**Exercise task:** Please retype the data in full and exactly; the pictures are not part of the copy.

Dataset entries
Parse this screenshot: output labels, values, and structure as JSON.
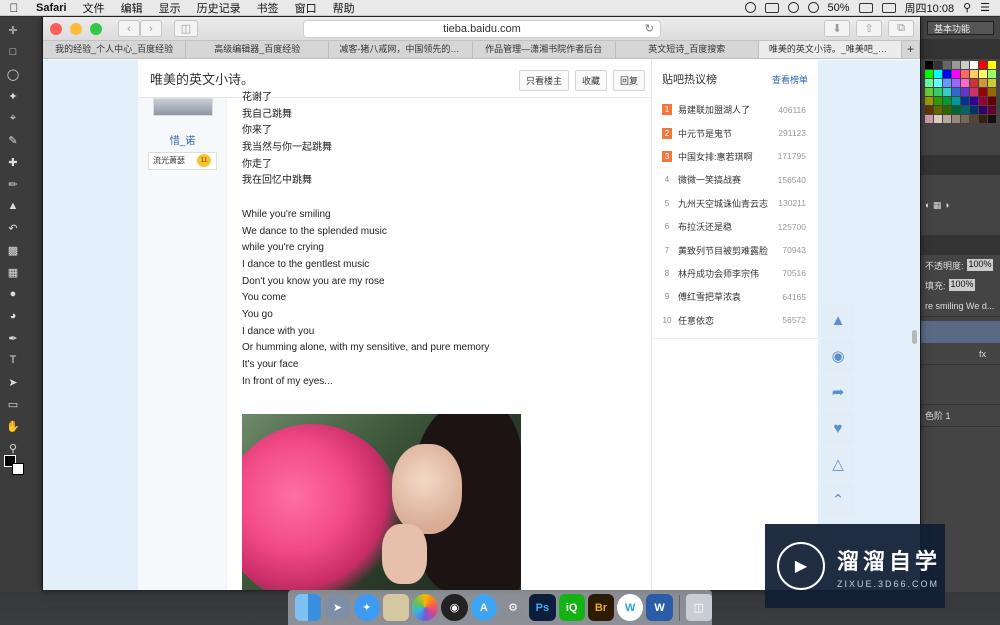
{
  "menubar": {
    "apple": "",
    "items": [
      "Safari",
      "文件",
      "编辑",
      "显示",
      "历史记录",
      "书签",
      "窗口",
      "帮助"
    ],
    "battery": "50%",
    "clock": "周四10:08"
  },
  "browser": {
    "url": "tieba.baidu.com",
    "tabs": [
      "我的经验_个人中心_百度经验",
      "高级编辑器_百度经验",
      "减客-猪八戒网，中国领先的服...",
      "作品管理—潇湘书院作者后台",
      "英文短诗_百度搜索",
      "唯美的英文小诗。_唯美吧_百..."
    ],
    "new_tab": "+"
  },
  "thread": {
    "title": "唯美的英文小诗。",
    "buttons": [
      "只看楼主",
      "收藏",
      "回复"
    ],
    "author": {
      "name": "惜_诺",
      "badge": "流光萧瑟",
      "level": "11"
    },
    "lines": [
      "花谢了",
      "我自己跳舞",
      "你来了",
      "我当然与你一起跳舞",
      "你走了",
      "我在回忆中跳舞",
      "",
      "While you're smiling",
      "We dance to the splended music",
      "while you're crying",
      "I dance to the gentlest music",
      "Don't you know you are my rose",
      "You come",
      "You go",
      "I dance with you",
      "Or humming alone, with my sensitive, and pure memory",
      "It's your face",
      "In front of my eyes..."
    ]
  },
  "sidebar": {
    "title": "贴吧热议榜",
    "more": "查看榜单",
    "items": [
      {
        "rank": "1",
        "label": "易建联加盟湖人了",
        "count": "406116"
      },
      {
        "rank": "2",
        "label": "中元节是鬼节",
        "count": "291123"
      },
      {
        "rank": "3",
        "label": "中国女排:惠若琪啊",
        "count": "171795"
      },
      {
        "rank": "4",
        "label": "微微一笑搞战赛",
        "count": "156540"
      },
      {
        "rank": "5",
        "label": "九州天空城诛仙青云志",
        "count": "130211"
      },
      {
        "rank": "6",
        "label": "布拉沃还是稳",
        "count": "125700"
      },
      {
        "rank": "7",
        "label": "黄致列节目被剪难露脸",
        "count": "70943"
      },
      {
        "rank": "8",
        "label": "林丹成功会师李宗伟",
        "count": "70516"
      },
      {
        "rank": "9",
        "label": "傅红雪把草浓袁",
        "count": "64165"
      },
      {
        "rank": "10",
        "label": "任意依恋",
        "count": "56572"
      }
    ]
  },
  "photoshop": {
    "workspace": "基本功能",
    "opacity_label": "不透明度:",
    "opacity_value": "100%",
    "fill_label": "填充:",
    "fill_value": "100%",
    "layer_text": "re smiling We d...",
    "fx": "fx",
    "layer2": "色阶 1"
  },
  "watermark": {
    "title": "溜溜自学",
    "url": "ZIXUE.3D66.COM"
  },
  "dock": [
    "Finder",
    "Launchpad",
    "Safari",
    "Preview",
    "Photos",
    "QQ",
    "App Store",
    "System Preferences",
    "Ps",
    "iQIYI",
    "Br",
    "W",
    "Word",
    "Trash"
  ],
  "colors": {
    "accent_blue": "#2d64b3",
    "rank_orange": "#f2773b",
    "page_bg": "#e3effa"
  }
}
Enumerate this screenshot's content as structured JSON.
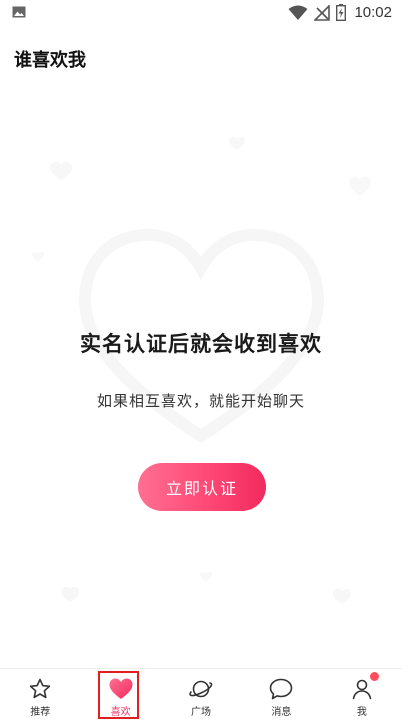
{
  "status_bar": {
    "time": "10:02"
  },
  "header": {
    "title": "谁喜欢我"
  },
  "empty_state": {
    "title": "实名认证后就会收到喜欢",
    "subtitle": "如果相互喜欢，就能开始聊天",
    "button_label": "立即认证"
  },
  "tabs": [
    {
      "label": "推荐",
      "icon": "star-icon"
    },
    {
      "label": "喜欢",
      "icon": "heart-icon",
      "active": true
    },
    {
      "label": "广场",
      "icon": "planet-icon"
    },
    {
      "label": "消息",
      "icon": "chat-bubble-icon"
    },
    {
      "label": "我",
      "icon": "person-icon",
      "badge": true
    }
  ],
  "colors": {
    "accent": "#f23a68",
    "button_start": "#ff6f91",
    "button_end": "#f22a5e"
  }
}
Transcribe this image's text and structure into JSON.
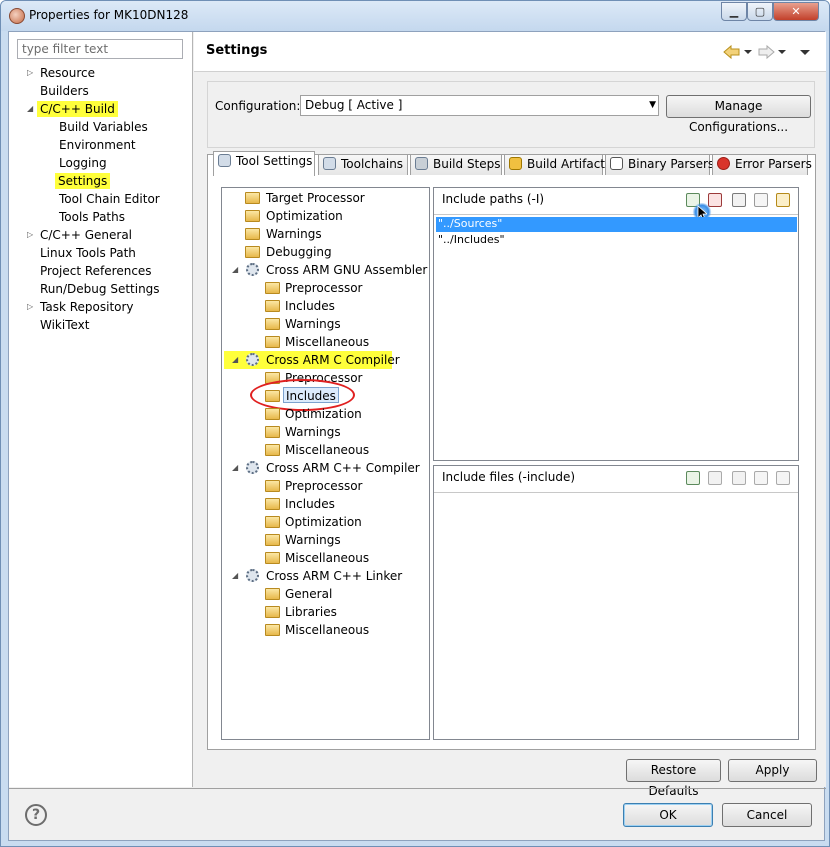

**Final result:**
Parse this screenshot: output labels, values, and structure as JSON.
{
  "menubar": {
    "apple": "",
    "items": [
      "Safari",
      "文件",
      "编辑",
      "显示",
      "历史记录",
      "书签",
      "窗口",
      "帮助"
    ],
    "battery": "50%",
    "clock": "周四10:08"
  },
  "browser": {
    "url": "tieba.baidu.com",
    "tabs": [
      "我的经验_个人中心_百度经验",
      "高级编辑器_百度经验",
      "减客-猪八戒网，中国领先的服...",
      "作品管理—潇湘书院作者后台",
      "英文短诗_百度搜索",
      "唯美的英文小诗。_唯美吧_百..."
    ],
    "new_tab": "+"
  },
  "thread": {
    "title": "唯美的英文小诗。",
    "buttons": [
      "只看楼主",
      "收藏",
      "回复"
    ],
    "author": {
      "name": "惜_诺",
      "badge": "流光萧瑟",
      "level": "11"
    },
    "lines": [
      "花谢了",
      "我自己跳舞",
      "你来了",
      "我当然与你一起跳舞",
      "你走了",
      "我在回忆中跳舞",
      "",
      "While you're smiling",
      "We dance to the splended music",
      "while you're crying",
      "I dance to the gentlest music",
      "Don't you know you are my rose",
      "You come",
      "You go",
      "I dance with you",
      "Or humming alone, with my sensitive, and pure memory",
      "It's your face",
      "In front of my eyes..."
    ]
  },
  "sidebar": {
    "title": "贴吧热议榜",
    "more": "查看榜单",
    "items": [
      {
        "rank": "1",
        "label": "易建联加盟湖人了",
        "count": "406116"
      },
      {
        "rank": "2",
        "label": "中元节是鬼节",
        "count": "291123"
      },
      {
        "rank": "3",
        "label": "中国女排:惠若琪啊",
        "count": "171795"
      },
      {
        "rank": "4",
        "label": "微微一笑搞战赛",
        "count": "156540"
      },
      {
        "rank": "5",
        "label": "九州天空城诛仙青云志",
        "count": "130211"
      },
      {
        "rank": "6",
        "label": "布拉沃还是稳",
        "count": "125700"
      },
      {
        "rank": "7",
        "label": "黄致列节目被剪难露脸",
        "count": "70943"
      },
      {
        "rank": "8",
        "label": "林丹成功会师李宗伟",
        "count": "70516"
      },
      {
        "rank": "9",
        "label": "傅红雪把草浓袁",
        "count": "64165"
      },
      {
        "rank": "10",
        "label": "任意依恋",
        "count": "56572"
      }
    ]
  },
  "photoshop": {
    "workspace": "基本功能",
    "opacity_label": "不透明度:",
    "opacity_value": "100%",
    "fill_label": "填充:",
    "fill_value": "100%",
    "layer_text": "re smiling We d...",
    "fx": "fx",
    "layer2": "色阶 1"
  },
  "watermark": {
    "title": "溜溜自学",
    "url": "ZIXUE.3D66.COM"
  },
  "dock": [
    "Finder",
    "Launchpad",
    "Safari",
    "Preview",
    "Photos",
    "QQ",
    "App Store",
    "System Preferences",
    "Ps",
    "iQIYI",
    "Br",
    "W",
    "Word",
    "Trash"
  ],
  "colors": {
    "accent_blue": "#2d64b3",
    "rank_orange": "#f2773b",
    "page_bg": "#e3effa"
  }
}
Enumerate this screenshot's content as structured JSON.
{
  "status_bar": {
    "time": "10:02"
  },
  "header": {
    "title": "谁喜欢我"
  },
  "empty_state": {
    "title": "实名认证后就会收到喜欢",
    "subtitle": "如果相互喜欢，就能开始聊天",
    "button_label": "立即认证"
  },
  "tabs": [
    {
      "label": "推荐",
      "icon": "star-icon"
    },
    {
      "label": "喜欢",
      "icon": "heart-icon",
      "active": true
    },
    {
      "label": "广场",
      "icon": "planet-icon"
    },
    {
      "label": "消息",
      "icon": "chat-bubble-icon"
    },
    {
      "label": "我",
      "icon": "person-icon",
      "badge": true
    }
  ],
  "colors": {
    "accent": "#f23a68",
    "button_start": "#ff6f91",
    "button_end": "#f22a5e"
  }
}
Transcribe this image's text and structure into JSON.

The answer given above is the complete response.